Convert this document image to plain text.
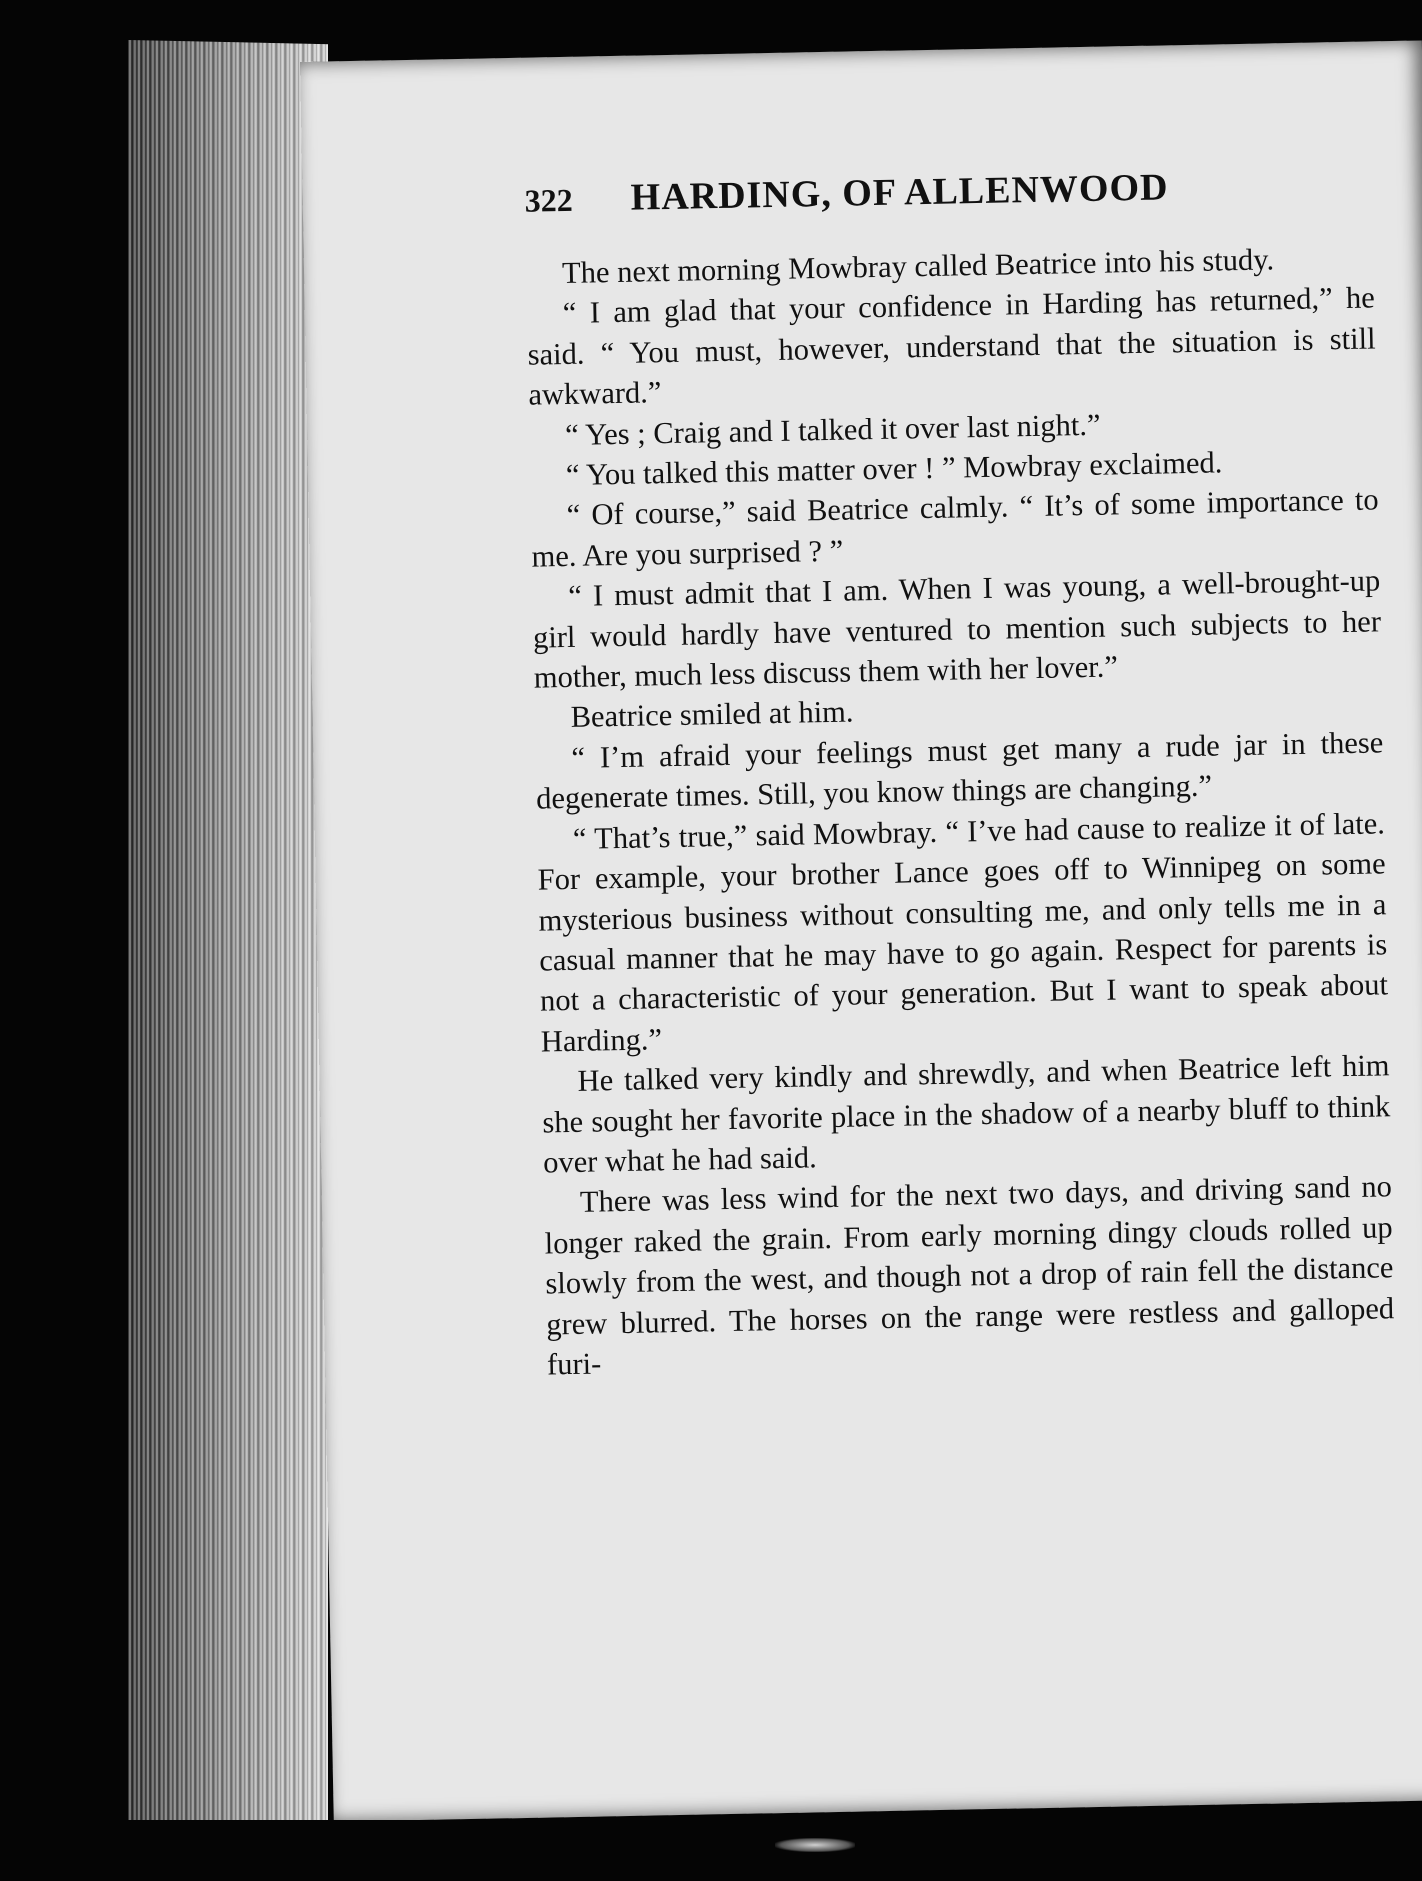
322 HARDING, OF ALLENWOOD

The next morning Mowbray called Beatrice into his study.

“ I am glad that your confidence in Harding has returned,” he said. “ You must, however, understand that the situation is still awkward.”

“ Yes ; Craig and I talked it over last night.”

“ You talked this matter over ! ” Mowbray exclaimed.

“ Of course,” said Beatrice calmly. “ It’s of some importance to me. Are you surprised ? ”

“ I must admit that I am. When I was young, a well-brought-up girl would hardly have ventured to mention such subjects to her mother, much less discuss them with her lover.”

Beatrice smiled at him.

“ I’m afraid your feelings must get many a rude jar in these degenerate times. Still, you know things are changing.”

“ That’s true,” said Mowbray. “ I’ve had cause to realize it of late. For example, your brother Lance goes off to Winnipeg on some mysterious business without consulting me, and only tells me in a casual manner that he may have to go again. Respect for parents is not a characteristic of your generation. But I want to speak about Harding.”

He talked very kindly and shrewdly, and when Beatrice left him she sought her favorite place in the shadow of a nearby bluff to think over what he had said.

There was less wind for the next two days, and driving sand no longer raked the grain. From early morning dingy clouds rolled up slowly from the west, and though not a drop of rain fell the distance grew blurred. The horses on the range were restless and galloped furi-
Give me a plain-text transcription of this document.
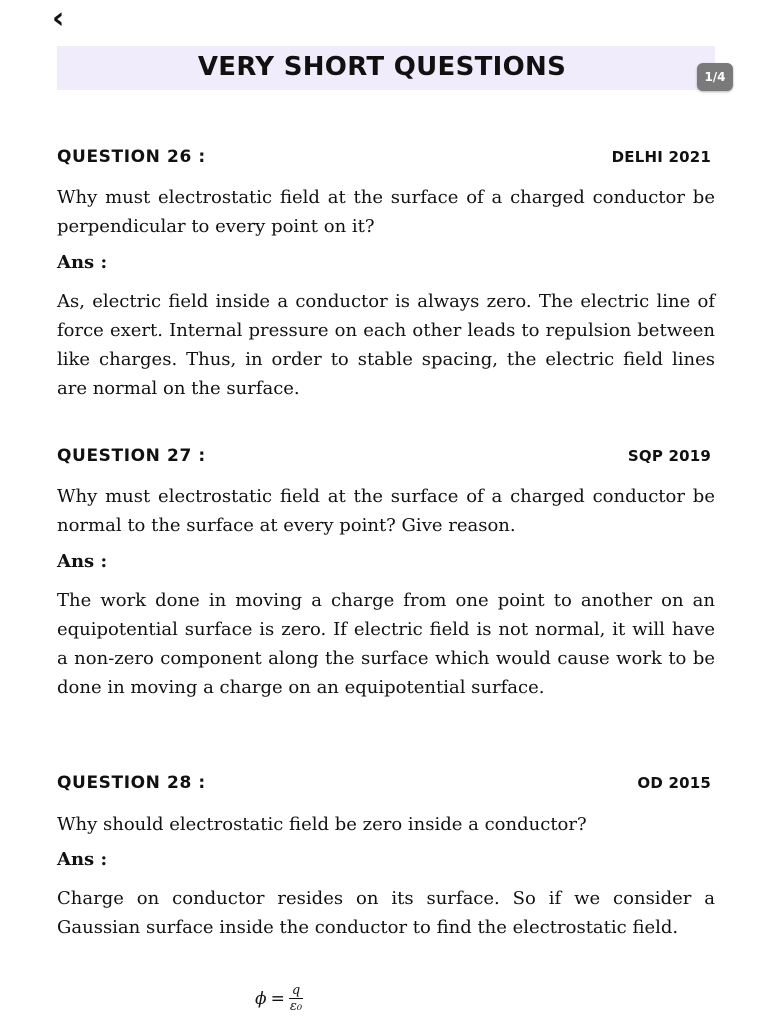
‹
VERY SHORT QUESTIONS	1/4
QUESTION 26 :	DELHI 2021
Why must electrostatic field at the surface of a charged conductor be perpendicular to every point on it?
Ans :
As, electric field inside a conductor is always zero. The electric line of force exert. Internal pressure on each other leads to repulsion between like charges. Thus, in order to stable spacing, the electric field lines are normal on the surface.
QUESTION 27 :	SQP 2019
Why must electrostatic field at the surface of a charged conductor be normal to the surface at every point? Give reason.
Ans :
The work done in moving a charge from one point to another on an equipotential surface is zero. If electric field is not normal, it will have a non-zero component along the surface which would cause work to be done in moving a charge on an equipotential surface.
QUESTION 28 :	OD 2015
Why should electrostatic field be zero inside a conductor?
Ans :
Charge on conductor resides on its surface. So if we consider a Gaussian surface inside the conductor to find the electrostatic field.
$\phi = \frac{q}{\text{ε₀}}$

▸ Stated exercise
Keep only those lines of the records that hold "normal", and return them.

▸ The answer
As, electric field inside a conductor is always zero. The electric line of force exert. Internal pressure on each other leads to repulsion between like charges. Thus, in order to stable spacing, the electric field lines are normal on the surface.
Why must electrostatic field at the surface of a charged conductor be normal to the surface at every point? Give reason.
The work done in moving a charge from one point to another on an equipotential surface is zero. If electric field is not normal, it will have a non-zero component along the surface which would cause work to be done in moving a charge on an equipotential surface.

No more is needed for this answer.